Collected data:
## Begin
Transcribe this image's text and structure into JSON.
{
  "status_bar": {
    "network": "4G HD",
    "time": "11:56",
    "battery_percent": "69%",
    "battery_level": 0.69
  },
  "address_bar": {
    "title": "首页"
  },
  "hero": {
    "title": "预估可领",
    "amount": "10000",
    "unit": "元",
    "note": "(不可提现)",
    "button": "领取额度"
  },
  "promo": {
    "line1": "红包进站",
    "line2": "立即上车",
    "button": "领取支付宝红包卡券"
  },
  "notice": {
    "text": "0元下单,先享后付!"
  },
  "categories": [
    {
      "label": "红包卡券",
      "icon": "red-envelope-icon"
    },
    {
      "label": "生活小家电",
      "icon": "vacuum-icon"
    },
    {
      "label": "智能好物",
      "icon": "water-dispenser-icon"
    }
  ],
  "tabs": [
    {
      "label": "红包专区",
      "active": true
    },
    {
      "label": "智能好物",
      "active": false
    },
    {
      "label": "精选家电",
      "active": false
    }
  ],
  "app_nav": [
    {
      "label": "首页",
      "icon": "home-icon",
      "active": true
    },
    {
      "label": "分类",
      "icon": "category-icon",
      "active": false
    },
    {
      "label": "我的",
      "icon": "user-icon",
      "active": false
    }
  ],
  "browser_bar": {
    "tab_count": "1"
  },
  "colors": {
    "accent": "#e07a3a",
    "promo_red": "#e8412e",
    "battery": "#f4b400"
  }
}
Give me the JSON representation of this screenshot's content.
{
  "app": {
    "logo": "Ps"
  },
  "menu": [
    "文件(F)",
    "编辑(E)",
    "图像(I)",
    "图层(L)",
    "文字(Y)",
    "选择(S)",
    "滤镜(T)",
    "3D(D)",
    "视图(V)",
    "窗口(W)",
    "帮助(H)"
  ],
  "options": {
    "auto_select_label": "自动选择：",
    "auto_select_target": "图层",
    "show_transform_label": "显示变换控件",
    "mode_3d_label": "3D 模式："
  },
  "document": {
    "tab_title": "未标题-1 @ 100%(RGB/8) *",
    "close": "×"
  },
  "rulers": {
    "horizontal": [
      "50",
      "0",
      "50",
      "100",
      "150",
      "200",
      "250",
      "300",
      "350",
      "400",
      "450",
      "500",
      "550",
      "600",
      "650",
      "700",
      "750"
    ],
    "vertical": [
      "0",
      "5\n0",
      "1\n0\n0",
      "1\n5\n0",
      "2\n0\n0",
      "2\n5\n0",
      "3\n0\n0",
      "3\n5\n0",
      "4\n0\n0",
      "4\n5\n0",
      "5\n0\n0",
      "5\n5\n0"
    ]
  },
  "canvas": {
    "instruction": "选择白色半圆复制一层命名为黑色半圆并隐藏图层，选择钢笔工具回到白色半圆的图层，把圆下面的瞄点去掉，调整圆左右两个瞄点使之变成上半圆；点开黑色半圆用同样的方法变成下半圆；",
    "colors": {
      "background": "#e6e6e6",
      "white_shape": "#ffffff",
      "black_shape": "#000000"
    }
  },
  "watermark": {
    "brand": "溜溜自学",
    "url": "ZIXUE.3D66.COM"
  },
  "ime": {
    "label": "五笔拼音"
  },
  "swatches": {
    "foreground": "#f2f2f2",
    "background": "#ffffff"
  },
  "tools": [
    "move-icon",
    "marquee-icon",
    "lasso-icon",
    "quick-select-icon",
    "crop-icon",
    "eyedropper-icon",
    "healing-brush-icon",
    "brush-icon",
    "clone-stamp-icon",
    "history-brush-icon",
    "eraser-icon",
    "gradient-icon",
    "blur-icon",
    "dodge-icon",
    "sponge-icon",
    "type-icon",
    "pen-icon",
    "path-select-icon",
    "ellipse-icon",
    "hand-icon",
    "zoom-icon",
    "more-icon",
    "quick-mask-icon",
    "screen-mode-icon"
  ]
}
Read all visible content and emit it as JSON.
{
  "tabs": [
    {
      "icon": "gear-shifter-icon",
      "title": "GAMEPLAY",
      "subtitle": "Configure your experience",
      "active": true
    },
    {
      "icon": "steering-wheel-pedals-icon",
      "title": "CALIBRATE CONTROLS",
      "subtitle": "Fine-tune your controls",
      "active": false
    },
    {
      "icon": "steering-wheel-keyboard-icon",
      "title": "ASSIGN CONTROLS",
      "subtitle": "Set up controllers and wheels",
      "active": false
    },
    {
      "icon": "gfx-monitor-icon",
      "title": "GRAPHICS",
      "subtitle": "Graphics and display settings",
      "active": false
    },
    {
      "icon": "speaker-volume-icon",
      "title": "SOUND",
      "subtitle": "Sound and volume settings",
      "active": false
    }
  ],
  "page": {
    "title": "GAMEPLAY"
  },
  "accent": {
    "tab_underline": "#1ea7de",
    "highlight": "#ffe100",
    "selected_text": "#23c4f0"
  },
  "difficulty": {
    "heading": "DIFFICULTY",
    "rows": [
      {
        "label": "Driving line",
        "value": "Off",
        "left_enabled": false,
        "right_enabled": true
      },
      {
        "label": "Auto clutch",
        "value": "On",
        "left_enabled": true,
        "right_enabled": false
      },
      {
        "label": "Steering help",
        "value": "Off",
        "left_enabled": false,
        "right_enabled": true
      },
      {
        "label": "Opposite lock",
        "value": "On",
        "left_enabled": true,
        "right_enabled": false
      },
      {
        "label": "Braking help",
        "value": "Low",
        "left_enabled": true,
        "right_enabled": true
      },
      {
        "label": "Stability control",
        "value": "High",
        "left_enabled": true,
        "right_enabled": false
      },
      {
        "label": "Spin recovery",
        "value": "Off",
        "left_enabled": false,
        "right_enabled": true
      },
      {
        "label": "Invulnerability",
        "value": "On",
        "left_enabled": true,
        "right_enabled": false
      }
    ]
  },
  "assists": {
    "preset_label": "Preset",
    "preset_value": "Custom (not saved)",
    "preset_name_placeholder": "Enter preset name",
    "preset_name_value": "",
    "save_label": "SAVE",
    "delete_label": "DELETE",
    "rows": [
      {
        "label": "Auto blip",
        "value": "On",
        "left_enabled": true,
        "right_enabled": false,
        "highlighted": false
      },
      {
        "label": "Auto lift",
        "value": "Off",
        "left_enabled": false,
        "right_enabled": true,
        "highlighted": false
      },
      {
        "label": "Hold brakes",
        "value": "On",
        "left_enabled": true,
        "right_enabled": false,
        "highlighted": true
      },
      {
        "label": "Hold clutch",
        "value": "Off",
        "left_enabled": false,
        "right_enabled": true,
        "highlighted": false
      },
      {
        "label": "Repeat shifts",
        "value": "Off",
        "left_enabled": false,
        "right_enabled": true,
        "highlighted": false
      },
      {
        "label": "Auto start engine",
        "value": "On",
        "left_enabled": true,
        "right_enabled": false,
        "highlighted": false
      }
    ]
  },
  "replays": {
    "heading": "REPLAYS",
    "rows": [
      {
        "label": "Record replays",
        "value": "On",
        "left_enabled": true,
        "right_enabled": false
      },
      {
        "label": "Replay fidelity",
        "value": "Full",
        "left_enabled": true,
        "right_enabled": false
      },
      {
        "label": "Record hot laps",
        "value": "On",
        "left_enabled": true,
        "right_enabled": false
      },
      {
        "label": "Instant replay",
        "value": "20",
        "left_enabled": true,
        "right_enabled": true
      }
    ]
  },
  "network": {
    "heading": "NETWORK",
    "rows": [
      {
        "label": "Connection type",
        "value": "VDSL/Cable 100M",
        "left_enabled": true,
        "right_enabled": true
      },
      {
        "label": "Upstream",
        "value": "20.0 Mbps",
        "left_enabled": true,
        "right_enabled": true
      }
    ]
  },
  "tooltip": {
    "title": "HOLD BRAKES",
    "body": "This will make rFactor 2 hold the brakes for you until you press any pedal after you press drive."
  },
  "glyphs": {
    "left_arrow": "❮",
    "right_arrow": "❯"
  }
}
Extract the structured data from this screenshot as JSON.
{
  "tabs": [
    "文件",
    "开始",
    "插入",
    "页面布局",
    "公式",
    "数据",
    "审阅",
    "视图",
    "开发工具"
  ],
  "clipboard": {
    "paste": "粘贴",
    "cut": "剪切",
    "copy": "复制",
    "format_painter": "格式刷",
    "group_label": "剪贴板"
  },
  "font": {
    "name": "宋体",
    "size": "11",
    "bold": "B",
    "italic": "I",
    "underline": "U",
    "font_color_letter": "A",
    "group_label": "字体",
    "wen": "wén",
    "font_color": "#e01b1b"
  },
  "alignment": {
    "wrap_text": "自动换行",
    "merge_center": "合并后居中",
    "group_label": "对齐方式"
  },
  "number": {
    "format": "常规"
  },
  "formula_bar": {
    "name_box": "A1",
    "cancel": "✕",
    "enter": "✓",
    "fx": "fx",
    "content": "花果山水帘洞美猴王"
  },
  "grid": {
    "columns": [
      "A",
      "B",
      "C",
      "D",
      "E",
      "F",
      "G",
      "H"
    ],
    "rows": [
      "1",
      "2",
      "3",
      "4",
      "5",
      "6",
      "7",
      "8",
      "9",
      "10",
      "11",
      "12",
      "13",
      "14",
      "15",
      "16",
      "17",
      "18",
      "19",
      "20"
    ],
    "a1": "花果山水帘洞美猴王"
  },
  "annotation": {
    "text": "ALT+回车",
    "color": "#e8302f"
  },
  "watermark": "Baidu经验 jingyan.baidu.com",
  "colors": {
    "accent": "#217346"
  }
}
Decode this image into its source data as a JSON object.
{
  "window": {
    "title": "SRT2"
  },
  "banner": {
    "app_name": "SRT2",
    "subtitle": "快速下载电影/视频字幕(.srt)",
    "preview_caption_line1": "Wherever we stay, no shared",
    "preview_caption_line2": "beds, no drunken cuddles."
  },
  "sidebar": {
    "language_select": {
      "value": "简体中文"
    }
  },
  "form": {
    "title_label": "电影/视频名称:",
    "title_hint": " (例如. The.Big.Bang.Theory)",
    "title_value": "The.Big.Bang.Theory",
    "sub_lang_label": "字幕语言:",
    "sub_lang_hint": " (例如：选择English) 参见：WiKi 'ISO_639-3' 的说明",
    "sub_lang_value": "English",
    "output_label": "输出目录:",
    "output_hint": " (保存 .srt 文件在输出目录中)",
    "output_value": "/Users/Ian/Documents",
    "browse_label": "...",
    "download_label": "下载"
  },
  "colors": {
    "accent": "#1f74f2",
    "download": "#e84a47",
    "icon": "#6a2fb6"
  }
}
## End
Report how many lines hold the string "ffffff", giving the number and nothing else.

2